[Start of Attachment]

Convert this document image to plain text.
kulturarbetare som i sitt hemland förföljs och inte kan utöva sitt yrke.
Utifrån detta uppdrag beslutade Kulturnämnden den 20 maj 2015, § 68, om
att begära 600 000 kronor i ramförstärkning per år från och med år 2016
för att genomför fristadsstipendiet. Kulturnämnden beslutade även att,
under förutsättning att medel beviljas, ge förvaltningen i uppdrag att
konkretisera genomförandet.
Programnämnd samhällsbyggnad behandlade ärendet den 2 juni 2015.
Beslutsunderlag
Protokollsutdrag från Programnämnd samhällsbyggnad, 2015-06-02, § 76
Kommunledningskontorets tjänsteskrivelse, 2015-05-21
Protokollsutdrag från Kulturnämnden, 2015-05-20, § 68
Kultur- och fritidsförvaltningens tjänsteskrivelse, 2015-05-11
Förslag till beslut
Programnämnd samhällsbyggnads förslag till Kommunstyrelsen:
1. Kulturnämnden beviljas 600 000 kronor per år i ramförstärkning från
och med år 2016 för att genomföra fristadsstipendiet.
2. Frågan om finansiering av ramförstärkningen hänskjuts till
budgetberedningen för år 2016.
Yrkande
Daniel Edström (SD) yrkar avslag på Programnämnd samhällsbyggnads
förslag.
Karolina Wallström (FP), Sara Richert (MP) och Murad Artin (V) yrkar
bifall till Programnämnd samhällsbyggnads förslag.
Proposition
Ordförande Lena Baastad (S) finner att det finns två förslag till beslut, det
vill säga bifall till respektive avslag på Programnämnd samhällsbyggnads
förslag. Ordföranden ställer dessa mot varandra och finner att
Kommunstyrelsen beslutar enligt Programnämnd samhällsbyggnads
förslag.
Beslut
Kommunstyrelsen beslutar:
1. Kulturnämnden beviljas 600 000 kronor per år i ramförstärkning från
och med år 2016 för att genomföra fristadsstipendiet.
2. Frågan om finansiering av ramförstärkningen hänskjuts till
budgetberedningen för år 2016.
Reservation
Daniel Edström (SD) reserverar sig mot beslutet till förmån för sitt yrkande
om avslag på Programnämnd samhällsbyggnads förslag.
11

[End of Attachment]

◆ **Exercise description**
Each line of the listing should be copied exactly, with none left out.

◆ **Answer to this problem**
Convert this document image to plain text.
kulturarbetare som i sitt hemland förföljs och inte kan utöva sitt yrke.
Utifrån detta uppdrag beslutade Kulturnämnden den 20 maj 2015, § 68, om
att begära 600 000 kronor i ramförstärkning per år från och med år 2016
för att genomför fristadsstipendiet. Kulturnämnden beslutade även att,
under förutsättning att medel beviljas, ge förvaltningen i uppdrag att
konkretisera genomförandet.
Programnämnd samhällsbyggnad behandlade ärendet den 2 juni 2015.
Beslutsunderlag
Protokollsutdrag från Programnämnd samhällsbyggnad, 2015-06-02, § 76
Kommunledningskontorets tjänsteskrivelse, 2015-05-21
Protokollsutdrag från Kulturnämnden, 2015-05-20, § 68
Kultur- och fritidsförvaltningens tjänsteskrivelse, 2015-05-11
Förslag till beslut
Programnämnd samhällsbyggnads förslag till Kommunstyrelsen:
1. Kulturnämnden beviljas 600 000 kronor per år i ramförstärkning från
och med år 2016 för att genomföra fristadsstipendiet.
2. Frågan om finansiering av ramförstärkningen hänskjuts till
budgetberedningen för år 2016.
Yrkande
Daniel Edström (SD) yrkar avslag på Programnämnd samhällsbyggnads
förslag.
Karolina Wallström (FP), Sara Richert (MP) och Murad Artin (V) yrkar
bifall till Programnämnd samhällsbyggnads förslag.
Proposition
Ordförande Lena Baastad (S) finner att det finns två förslag till beslut, det
vill säga bifall till respektive avslag på Programnämnd samhällsbyggnads
förslag. Ordföranden ställer dessa mot varandra och finner att
Kommunstyrelsen beslutar enligt Programnämnd samhällsbyggnads
förslag.
Beslut
Kommunstyrelsen beslutar:
1. Kulturnämnden beviljas 600 000 kronor per år i ramförstärkning från
och med år 2016 för att genomföra fristadsstipendiet.
2. Frågan om finansiering av ramförstärkningen hänskjuts till
budgetberedningen för år 2016.
Reservation
Daniel Edström (SD) reserverar sig mot beslutet till förmån för sitt yrkande
om avslag på Programnämnd samhällsbyggnads förslag.
11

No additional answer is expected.